Weekly Standard: Protect Lizards And Endanger Jobs
Beth Henary Watson is a writer in Texas.
A three-inch lizard scuttled into the spotlight in December after the U.S. Fish and Wildlife Service proposed moving it onto the Endangered Species List. The dunes sagebrush lizard's habitat covers just eight counties on the Texas-New Mexico border, right in the heart of the Permian Basin, a major oil-producing region. Particularly in Texas, industry leaders and local businesses see the action as hostile — another Obama administration environmental policy targeting their successful, energy-sparked economy.
"This is a lizard versus families," says Bill Hammond, president of the Texas Association of Business, the state's largest business interest group. "Nothing is more important than a job."
Setting 1980s Dallas stereotypes aside, oil and gas production is between 12 and 15 percent of the Texas economy. It's more than 70 percent of the economy in the vast and sparsely populated Permian Basin. The 17-county basin produces nearly 20 percent of all domestic crude oil. Of the eight counties in the lizard's habitat, four are in Texas. All those are among the top ten oil-yielding counties in the state.
In its proposal to list the lizard as endangered, U.S. Fish and Wildlife argues that several activities fragment the creature's habitat. Together these constitute a clean sweep of the region's economic drivers: oil and gas (particularly exploration), wind turbine erection, and agriculture. The dunes sagebrush lizard resides only in areas with sandy dunes covered by low-lying shinnery oak trees.
A public comment period closed May 9, and U.S. Fish and Wildlife will decide by mid-December whether to put the lizard on the Endangered Species List. An "endangered" finding triggers an assessment period to define the lizard's range and identify protection strategies. At that time, new surface-disrupting economic activity and perhaps maintenance of existing wells and windmills could be hampered.
Steve Pruett, president and CFO of Midland-based Legacy Reserves LP, explains that stifling exploration threatens the most jobs. He hires subcontractors to operate his rigs, the towering structures used to drill wells. Legacy runs just one rig in the lizard's presumptive habitat, but 131 other rigs are active, each of which drills two wells a month and employs about 150 people.
"We wouldn't be contracting as many wells to be drilled," Pruett says. "Not to mention the general loss of confidence of our investors. We would have less production and less cash to pay out."
According to Permian Basin Petroleum Association president Ben Shepperd, wells produce at diminishing rates, making new exploration vital to retaining blue-collar workers like roughnecks and roustabouts. He cites a study that found a majority of jobs even in the cities of Midland and Odessa depend on oil and gas production.
"If oil and gas were to stop out here, these West Texas towns would just dry up and blow away," Shepperd says. Excluding giants like Chevron, the average Permian Basin Petroleum Association member employs about 10 people.
Texas opponents of listing the lizard dispute the thoroughness of U.S. Fish and Wildlife's science and say they will work cooperatively to rehabilitate the population. Conservation agreements — another way to restore species populations — are already in place in New Mexico. With the agreements, private landowners, businesses, and the government follow a prearranged plan, although Sheppard says signing on can cost an oil business as much as $20,000 per well.

## Given problem A
Please quote the lizard article from "A public comment" up to and including "could be hampered.".
## Given problem B
List the activities that, according to the lizard article, U.S. Fish and Wildlife says fragment the creature's habitat.
The entries after the lizard article have no role here.

## Data provided

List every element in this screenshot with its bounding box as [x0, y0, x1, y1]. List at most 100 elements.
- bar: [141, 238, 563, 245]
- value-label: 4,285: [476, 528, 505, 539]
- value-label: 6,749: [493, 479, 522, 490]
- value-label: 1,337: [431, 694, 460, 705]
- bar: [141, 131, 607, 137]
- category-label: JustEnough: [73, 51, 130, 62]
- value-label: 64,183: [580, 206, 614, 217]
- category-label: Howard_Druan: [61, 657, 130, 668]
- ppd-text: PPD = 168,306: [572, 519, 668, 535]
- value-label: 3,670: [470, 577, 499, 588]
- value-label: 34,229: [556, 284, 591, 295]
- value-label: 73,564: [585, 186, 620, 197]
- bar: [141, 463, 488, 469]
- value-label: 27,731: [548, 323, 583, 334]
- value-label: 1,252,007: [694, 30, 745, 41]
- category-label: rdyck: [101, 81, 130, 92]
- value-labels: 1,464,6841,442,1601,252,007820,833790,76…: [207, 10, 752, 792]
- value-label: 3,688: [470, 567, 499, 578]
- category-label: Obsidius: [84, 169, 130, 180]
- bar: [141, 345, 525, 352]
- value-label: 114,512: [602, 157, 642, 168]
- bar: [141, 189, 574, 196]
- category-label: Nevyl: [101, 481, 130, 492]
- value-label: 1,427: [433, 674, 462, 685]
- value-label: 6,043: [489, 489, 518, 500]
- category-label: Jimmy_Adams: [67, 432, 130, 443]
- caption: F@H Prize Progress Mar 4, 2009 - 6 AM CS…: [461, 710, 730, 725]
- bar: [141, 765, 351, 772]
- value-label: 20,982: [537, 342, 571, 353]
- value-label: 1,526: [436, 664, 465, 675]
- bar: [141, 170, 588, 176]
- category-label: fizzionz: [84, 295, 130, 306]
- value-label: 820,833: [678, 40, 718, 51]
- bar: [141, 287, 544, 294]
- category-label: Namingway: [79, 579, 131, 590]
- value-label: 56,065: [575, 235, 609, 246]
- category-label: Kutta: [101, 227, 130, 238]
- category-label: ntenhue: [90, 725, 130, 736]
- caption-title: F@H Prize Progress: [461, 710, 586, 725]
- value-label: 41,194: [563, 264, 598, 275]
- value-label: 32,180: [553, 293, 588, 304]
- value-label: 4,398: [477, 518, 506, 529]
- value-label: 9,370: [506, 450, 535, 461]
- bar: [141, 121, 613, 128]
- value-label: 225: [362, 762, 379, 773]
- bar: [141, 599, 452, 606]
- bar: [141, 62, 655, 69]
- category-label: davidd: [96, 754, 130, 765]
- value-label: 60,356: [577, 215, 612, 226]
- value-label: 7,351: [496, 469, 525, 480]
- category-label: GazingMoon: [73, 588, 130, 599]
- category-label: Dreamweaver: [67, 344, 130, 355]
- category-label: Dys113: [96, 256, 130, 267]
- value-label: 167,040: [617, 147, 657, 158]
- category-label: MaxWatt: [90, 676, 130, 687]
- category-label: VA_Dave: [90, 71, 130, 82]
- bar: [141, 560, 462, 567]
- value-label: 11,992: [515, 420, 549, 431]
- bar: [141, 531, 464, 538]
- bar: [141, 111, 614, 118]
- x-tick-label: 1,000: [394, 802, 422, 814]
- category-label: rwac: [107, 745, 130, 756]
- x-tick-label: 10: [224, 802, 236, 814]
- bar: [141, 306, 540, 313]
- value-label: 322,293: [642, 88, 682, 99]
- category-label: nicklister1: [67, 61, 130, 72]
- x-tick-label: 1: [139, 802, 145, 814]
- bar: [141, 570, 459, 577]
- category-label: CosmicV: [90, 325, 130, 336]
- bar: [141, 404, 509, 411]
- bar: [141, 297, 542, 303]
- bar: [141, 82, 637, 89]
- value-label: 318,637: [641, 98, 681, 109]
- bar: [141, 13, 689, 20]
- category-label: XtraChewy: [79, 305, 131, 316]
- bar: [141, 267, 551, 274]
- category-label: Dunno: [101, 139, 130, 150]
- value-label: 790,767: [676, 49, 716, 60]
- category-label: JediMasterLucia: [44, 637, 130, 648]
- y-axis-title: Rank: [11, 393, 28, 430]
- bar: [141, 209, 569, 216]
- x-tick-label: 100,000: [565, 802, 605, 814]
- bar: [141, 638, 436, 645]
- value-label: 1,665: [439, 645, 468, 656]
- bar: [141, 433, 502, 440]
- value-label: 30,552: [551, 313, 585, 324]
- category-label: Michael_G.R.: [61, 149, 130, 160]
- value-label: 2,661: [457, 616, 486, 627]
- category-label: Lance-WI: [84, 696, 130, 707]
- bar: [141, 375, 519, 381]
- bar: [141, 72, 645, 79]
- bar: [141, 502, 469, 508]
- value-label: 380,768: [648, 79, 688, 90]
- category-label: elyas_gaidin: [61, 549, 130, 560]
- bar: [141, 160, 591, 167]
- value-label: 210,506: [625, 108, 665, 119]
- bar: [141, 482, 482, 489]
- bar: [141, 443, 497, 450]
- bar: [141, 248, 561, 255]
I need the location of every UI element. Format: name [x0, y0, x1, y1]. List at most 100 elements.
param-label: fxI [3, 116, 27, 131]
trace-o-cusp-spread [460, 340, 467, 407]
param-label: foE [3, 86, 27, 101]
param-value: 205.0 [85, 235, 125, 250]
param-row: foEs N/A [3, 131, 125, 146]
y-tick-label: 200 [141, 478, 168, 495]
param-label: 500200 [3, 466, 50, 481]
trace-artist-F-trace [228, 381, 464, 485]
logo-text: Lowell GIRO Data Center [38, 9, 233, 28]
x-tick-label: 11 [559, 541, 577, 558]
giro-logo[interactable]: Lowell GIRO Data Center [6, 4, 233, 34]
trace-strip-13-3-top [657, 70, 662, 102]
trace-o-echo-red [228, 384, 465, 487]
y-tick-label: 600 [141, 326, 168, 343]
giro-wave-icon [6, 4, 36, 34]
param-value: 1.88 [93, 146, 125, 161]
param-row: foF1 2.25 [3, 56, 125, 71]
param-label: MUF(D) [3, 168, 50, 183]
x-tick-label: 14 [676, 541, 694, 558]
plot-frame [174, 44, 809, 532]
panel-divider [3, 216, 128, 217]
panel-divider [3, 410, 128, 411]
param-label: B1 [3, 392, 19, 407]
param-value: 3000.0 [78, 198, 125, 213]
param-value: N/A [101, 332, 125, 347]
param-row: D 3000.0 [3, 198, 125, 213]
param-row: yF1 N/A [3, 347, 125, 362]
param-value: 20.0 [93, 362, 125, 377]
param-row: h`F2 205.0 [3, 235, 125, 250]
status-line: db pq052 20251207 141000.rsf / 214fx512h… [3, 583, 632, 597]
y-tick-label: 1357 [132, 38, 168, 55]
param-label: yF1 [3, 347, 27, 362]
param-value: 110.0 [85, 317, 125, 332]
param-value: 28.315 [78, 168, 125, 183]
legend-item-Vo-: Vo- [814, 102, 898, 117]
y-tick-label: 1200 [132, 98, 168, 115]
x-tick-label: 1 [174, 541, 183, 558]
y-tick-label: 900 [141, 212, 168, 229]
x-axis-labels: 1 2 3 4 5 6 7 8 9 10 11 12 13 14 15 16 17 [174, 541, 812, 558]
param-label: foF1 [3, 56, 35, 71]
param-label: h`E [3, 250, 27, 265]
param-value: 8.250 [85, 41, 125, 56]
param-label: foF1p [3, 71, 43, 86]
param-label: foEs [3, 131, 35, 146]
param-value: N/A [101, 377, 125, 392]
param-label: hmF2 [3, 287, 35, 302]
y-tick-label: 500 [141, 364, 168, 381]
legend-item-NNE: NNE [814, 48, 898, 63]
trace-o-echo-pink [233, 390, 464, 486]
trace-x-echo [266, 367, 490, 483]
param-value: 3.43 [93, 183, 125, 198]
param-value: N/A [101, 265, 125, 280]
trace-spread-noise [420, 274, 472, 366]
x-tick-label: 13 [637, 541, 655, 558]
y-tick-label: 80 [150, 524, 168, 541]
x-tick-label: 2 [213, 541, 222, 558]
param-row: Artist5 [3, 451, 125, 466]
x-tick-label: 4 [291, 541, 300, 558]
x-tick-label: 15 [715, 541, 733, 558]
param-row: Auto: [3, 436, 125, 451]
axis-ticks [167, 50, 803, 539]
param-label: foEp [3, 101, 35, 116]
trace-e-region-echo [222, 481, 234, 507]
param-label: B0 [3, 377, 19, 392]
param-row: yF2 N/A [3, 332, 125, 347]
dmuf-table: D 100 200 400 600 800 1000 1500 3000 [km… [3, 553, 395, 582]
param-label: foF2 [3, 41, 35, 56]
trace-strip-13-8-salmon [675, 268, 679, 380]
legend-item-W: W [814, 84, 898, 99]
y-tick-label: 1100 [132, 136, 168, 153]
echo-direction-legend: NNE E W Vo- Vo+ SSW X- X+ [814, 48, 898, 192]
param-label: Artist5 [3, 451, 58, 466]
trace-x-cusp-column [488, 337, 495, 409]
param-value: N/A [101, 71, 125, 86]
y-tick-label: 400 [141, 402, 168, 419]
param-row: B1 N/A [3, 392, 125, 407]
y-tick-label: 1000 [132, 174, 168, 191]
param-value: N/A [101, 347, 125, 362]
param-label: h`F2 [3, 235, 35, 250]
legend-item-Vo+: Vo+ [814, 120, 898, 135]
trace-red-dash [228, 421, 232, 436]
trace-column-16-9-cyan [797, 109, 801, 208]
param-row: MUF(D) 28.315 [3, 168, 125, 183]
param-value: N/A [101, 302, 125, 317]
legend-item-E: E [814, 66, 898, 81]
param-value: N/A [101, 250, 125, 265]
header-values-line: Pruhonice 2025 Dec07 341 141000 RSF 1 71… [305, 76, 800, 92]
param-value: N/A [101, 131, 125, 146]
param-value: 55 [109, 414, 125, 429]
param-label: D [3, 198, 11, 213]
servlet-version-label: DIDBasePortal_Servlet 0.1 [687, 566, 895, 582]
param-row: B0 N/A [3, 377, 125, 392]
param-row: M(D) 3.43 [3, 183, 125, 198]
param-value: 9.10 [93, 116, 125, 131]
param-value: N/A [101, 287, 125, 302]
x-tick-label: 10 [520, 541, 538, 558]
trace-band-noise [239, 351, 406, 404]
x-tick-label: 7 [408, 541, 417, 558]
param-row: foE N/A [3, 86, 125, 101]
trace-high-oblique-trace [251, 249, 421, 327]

## Task solution A
A public comment period closed May 9, and U.S. Fish and Wildlife will decide by mid-December whether to put the lizard on the Endangered Species List. An "endangered" finding triggers an assessment period to define the lizard's range and identify protection strategies. At that time, new surface-disrupting economic activity and perhaps maintenance of existing wells and windmills could be hampered.

## Task solution B
- Oil and gas (particularly exploration)
- Wind turbine erection
- Agriculture